* begin *

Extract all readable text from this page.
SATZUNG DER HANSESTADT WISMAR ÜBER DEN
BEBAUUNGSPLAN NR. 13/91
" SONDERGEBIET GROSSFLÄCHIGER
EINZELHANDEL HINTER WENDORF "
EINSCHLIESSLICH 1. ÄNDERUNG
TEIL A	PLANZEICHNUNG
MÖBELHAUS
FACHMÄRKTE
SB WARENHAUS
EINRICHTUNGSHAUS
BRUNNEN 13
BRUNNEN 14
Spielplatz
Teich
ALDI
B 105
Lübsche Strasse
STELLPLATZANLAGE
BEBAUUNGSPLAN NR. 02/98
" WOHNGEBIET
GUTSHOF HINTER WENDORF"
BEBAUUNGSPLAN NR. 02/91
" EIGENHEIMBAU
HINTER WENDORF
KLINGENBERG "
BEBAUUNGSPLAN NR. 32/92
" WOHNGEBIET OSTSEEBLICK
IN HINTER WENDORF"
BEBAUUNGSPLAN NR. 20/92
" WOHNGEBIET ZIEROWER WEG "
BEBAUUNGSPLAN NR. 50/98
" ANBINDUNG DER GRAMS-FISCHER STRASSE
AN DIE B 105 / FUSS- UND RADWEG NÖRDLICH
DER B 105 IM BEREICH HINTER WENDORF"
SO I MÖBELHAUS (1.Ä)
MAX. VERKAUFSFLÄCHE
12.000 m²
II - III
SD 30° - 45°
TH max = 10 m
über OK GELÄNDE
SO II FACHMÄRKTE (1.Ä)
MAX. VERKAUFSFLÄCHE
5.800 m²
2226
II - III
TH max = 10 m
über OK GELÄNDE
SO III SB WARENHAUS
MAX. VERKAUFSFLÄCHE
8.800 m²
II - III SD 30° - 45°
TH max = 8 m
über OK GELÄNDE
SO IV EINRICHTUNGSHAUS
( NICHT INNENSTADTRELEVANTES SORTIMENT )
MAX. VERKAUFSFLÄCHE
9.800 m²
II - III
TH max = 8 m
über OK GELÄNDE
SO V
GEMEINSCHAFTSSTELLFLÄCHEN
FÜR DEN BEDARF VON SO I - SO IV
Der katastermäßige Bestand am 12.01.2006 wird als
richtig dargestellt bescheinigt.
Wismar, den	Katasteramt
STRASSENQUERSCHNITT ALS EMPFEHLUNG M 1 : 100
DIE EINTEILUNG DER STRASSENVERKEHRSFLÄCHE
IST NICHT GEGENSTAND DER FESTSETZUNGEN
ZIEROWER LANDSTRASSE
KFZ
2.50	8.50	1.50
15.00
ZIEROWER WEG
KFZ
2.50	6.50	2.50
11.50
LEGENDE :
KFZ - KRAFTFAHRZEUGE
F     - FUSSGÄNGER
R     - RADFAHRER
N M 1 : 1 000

* end *

Check each line above for "EINRICHTUNGSHAUS" and return the ones that have it.

EINRICHTUNGSHAUS
SO IV EINRICHTUNGSHAUS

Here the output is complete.